**Exercise directions:** Search the listing for "ikke" and copy every line where it appears.

**Records shown:**
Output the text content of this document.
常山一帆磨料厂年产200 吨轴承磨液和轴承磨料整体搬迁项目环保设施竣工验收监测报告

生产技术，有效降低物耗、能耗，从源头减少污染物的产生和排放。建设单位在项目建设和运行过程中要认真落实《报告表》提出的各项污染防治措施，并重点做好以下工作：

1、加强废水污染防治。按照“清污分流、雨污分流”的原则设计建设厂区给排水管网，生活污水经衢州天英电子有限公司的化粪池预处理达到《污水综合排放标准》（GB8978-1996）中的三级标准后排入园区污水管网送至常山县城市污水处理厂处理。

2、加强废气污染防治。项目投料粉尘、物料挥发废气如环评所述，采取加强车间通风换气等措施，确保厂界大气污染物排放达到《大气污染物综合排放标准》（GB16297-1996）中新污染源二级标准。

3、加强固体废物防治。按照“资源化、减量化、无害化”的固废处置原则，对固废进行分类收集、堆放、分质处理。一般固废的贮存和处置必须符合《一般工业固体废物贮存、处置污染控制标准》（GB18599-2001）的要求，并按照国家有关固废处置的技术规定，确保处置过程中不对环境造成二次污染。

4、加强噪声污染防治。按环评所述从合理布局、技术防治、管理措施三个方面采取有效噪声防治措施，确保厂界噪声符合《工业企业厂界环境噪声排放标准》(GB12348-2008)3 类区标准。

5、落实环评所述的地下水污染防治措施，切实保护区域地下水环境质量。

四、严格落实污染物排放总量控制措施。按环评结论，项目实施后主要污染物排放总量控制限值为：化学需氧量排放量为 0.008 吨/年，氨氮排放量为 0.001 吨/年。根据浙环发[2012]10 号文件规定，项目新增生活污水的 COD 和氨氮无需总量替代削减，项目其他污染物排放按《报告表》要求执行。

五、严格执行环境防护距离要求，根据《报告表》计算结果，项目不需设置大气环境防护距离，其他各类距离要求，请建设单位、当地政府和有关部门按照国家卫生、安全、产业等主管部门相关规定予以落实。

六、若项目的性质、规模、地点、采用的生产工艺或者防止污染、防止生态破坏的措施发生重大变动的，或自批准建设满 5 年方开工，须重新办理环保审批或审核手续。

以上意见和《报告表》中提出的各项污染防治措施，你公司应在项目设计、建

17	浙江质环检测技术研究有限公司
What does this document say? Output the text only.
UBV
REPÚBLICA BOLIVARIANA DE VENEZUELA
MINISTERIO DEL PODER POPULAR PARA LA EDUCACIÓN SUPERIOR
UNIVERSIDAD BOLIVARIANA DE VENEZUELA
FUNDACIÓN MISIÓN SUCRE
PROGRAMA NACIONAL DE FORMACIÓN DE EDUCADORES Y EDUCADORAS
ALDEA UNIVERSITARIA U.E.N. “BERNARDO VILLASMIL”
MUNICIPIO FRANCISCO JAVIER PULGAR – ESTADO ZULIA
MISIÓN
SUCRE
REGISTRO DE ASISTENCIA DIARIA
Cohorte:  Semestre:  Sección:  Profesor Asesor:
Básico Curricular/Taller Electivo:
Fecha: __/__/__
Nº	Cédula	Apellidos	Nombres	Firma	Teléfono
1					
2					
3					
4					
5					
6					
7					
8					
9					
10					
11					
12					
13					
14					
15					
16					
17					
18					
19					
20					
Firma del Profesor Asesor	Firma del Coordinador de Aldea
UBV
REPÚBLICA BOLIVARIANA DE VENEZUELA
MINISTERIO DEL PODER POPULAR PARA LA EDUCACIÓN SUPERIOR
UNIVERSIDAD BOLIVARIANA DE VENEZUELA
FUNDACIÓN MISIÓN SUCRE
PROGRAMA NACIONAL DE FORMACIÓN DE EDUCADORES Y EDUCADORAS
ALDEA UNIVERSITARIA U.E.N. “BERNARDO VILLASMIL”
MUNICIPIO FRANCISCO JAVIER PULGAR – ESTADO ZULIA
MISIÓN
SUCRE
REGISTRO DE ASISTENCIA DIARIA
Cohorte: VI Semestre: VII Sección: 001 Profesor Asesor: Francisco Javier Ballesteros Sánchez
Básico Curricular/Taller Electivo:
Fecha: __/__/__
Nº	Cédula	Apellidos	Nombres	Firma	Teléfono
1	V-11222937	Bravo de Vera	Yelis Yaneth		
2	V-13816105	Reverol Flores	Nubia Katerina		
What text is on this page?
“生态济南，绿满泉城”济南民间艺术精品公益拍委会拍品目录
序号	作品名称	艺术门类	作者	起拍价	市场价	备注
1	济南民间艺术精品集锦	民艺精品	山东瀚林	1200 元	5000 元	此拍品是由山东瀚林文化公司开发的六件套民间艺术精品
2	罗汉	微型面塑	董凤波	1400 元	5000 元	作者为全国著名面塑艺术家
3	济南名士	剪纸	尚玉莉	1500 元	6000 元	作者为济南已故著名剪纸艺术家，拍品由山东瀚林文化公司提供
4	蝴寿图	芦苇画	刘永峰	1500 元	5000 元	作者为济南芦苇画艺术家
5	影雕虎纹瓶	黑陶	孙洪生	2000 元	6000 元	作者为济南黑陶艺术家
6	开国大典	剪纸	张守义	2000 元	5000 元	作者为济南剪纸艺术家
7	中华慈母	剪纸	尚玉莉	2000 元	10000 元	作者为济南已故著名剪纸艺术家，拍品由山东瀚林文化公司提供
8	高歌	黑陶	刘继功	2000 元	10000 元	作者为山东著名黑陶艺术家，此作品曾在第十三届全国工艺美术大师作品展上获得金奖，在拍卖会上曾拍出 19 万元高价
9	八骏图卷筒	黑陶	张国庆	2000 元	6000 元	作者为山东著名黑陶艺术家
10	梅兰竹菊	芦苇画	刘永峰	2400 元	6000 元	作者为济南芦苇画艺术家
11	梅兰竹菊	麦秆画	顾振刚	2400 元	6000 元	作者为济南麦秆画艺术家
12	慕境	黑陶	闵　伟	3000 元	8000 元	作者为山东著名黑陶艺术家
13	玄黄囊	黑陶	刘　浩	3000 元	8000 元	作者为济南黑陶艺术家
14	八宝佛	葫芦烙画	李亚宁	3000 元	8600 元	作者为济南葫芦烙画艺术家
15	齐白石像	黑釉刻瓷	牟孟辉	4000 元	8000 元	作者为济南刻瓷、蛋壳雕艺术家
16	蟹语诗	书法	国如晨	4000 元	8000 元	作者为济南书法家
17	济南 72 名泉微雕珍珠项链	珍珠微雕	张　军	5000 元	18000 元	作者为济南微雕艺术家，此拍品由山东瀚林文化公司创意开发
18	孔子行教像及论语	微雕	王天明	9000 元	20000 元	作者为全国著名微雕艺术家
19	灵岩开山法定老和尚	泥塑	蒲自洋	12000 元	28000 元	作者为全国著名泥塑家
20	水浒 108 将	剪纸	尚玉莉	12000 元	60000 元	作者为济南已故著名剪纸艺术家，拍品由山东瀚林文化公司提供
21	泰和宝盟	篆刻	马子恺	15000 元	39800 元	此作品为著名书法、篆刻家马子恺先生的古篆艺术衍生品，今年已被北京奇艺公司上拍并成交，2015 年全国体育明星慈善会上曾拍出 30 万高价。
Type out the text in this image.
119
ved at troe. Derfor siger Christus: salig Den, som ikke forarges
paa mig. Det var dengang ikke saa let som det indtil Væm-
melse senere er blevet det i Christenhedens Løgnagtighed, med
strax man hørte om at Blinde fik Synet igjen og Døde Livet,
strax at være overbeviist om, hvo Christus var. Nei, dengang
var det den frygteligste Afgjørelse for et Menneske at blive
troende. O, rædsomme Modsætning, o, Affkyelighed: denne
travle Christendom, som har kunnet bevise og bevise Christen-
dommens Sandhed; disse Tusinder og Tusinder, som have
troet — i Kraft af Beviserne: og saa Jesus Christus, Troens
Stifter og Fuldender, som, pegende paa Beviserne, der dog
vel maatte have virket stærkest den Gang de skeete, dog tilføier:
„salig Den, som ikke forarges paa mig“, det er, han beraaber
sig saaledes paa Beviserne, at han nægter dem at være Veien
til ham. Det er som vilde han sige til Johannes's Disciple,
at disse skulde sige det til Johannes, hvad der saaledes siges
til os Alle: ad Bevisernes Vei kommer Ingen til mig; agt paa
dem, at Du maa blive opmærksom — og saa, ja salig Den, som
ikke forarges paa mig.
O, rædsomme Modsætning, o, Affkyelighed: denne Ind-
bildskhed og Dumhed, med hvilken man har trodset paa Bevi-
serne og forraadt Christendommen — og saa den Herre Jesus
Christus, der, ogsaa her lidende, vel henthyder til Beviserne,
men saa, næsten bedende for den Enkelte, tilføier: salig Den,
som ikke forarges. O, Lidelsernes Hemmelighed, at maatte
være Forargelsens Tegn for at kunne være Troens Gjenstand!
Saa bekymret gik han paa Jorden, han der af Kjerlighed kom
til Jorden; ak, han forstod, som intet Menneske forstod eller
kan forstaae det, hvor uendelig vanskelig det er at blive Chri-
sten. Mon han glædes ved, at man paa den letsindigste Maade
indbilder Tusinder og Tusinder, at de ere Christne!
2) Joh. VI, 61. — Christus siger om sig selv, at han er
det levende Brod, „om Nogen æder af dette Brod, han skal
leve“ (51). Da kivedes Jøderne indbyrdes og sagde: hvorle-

**Output of the task:**
ved at troe. Derfor siger Christus: salig Den, som ikke forarges
paa mig. Det var dengang ikke saa let som det indtil Væm-
„salig Den, som ikke forarges paa mig“, det er, han beraaber
ikke forarges paa mig.
som ikke forarges. O, Lidelsernes Hemmelighed, at maatte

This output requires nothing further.